Tiran Belediye Başkanı
Edi Rama önceki gün SABAH'ı ziyaret etti.
Eski bir milli basketbol oyuncusu olan Rama bundan yaklaşık 20 yıl önce İstanbul'a gelmiş, bu ikinci ziyaretiymiş.
Ziyareti esnasında
Enver Hoca dönemine ilişkin anılarını anlattı.
Şimdi gülümseyerek dinlediğimiz anılar gerçekten tüyler ürperticiydi ve demokrasinin ne kadar değerli bir sistem olduğunu bize bir kez daha hatırlatıyordu.
Mesela Enver Hoca, Sovyetler Birliği ile ilişkileri bozulunca Arnavutluk'taki Ruslara karşı tavır almış.
Bunların bir kısmı Rusya'da okuyan Arnavut gençlerle tanışıp evlenmiş, çoluk çocuğa karışmış kadınlarmış.
Enver Hoca, SSCB'ye tavır alınca Rus kadınların çoğu ülkeyi terk etmiş. Geriye sadece 5-6 kadın kalmış. Bunlara KGB casusu muamelesi başlamış ve birinin evi basılmış.
Arama sırasında ev sahibinin oğlunun dolabında Amerikalı şarkıcı
Joe Cocker'ın posteri bulunmuş ve delikanlı hemen gözaltına alınmış.
Stalin döneminden kalma o kamuya açık mahkemelerden birine çıkarılmış genç adam.
Savcılık Joe Cocker'ın şarkıcı değil de CIA ajanı olduğunda ısrarlıymış.
Genç adam bu posteri sosyalist enternasyonel çerçevesinde Arnavutluk'a gelen bir arkadaşının verdiğini söylese de ikna edememiş veya mahkeme zaten onu mahkûm etmekte kararlıymış.
Beklenilen de gencin CIA ile işbirliğini kabul edip özeleştiri yapmasıymış.

◇ ◇ ◇

● Göreviniz
Edi Rama'nın ziyaretini anlatan metindeki şu cümleyi lütfen İngilizceye çevirin: "Savcılık Joe Cocker'ın şarkıcı değil de CIA ajanı olduğunda ısrarlıymış."

Veri kümesinde listelenen öğeler
◇ ◇ ◇

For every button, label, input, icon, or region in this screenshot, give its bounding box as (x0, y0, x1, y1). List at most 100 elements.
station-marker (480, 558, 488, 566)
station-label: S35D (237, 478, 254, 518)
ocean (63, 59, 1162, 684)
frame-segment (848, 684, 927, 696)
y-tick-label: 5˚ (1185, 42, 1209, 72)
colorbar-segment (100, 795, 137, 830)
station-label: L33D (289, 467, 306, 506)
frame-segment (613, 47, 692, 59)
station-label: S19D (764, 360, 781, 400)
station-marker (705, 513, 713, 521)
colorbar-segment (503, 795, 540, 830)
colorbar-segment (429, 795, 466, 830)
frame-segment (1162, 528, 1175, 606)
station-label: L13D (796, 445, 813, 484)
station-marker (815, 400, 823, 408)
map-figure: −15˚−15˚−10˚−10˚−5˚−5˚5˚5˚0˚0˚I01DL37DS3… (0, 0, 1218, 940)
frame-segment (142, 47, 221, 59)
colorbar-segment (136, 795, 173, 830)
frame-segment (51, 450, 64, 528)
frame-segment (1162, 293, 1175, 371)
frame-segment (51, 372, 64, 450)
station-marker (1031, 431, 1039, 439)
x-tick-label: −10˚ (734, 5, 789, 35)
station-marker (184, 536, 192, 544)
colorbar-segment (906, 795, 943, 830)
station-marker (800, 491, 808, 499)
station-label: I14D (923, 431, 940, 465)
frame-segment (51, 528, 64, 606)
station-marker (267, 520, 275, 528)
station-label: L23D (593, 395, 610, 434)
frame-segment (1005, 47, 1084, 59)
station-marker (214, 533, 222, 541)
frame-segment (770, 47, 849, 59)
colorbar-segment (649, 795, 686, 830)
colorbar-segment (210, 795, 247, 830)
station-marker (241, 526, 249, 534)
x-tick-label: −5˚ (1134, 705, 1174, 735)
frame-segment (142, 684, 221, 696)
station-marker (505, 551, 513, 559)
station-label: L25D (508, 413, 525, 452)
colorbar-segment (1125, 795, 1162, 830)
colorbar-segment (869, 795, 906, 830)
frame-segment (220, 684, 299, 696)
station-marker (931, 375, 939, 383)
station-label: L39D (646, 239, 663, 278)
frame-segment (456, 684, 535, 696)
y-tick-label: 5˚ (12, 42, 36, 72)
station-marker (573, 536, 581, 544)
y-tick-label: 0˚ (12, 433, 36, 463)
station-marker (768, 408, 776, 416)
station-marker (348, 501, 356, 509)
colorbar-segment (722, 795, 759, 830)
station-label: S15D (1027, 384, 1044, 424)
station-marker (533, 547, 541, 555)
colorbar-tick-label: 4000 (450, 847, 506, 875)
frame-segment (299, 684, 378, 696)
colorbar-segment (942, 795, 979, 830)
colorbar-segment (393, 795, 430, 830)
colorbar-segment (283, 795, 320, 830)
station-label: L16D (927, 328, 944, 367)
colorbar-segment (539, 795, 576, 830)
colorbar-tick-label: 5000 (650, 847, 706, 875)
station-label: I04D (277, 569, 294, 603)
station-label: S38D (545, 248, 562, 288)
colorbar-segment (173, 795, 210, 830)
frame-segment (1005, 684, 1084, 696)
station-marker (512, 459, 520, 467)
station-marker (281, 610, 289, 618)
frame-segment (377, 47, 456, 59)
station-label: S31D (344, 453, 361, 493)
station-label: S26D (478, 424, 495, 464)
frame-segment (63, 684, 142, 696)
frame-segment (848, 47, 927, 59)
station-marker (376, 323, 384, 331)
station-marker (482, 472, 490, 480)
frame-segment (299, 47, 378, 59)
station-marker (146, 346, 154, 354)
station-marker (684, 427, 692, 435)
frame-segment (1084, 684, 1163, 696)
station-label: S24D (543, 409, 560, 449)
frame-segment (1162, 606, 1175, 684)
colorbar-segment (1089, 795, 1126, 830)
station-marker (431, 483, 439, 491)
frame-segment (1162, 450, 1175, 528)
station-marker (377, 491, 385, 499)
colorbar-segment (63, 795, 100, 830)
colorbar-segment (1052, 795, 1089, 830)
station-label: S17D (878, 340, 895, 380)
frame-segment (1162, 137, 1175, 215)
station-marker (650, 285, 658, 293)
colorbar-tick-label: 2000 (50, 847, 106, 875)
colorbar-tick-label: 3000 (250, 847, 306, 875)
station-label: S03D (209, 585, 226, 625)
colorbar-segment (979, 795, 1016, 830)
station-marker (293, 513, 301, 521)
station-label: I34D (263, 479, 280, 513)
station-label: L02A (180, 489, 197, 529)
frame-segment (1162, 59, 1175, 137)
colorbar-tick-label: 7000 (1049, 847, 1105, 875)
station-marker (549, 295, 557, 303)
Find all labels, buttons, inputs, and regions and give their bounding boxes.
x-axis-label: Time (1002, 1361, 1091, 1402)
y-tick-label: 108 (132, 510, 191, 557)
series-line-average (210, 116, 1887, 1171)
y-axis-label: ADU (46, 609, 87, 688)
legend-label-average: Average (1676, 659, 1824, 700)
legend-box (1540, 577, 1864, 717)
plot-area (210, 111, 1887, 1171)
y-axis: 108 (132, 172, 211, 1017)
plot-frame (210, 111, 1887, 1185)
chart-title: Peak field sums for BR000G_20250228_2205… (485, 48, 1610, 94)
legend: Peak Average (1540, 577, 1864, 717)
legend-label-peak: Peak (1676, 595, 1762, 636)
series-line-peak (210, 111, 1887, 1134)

◇ ◇ ◇

● Görev sonucu
The prosecution reportedly insisted that Joe Cocker was not a singer but a CIA agent.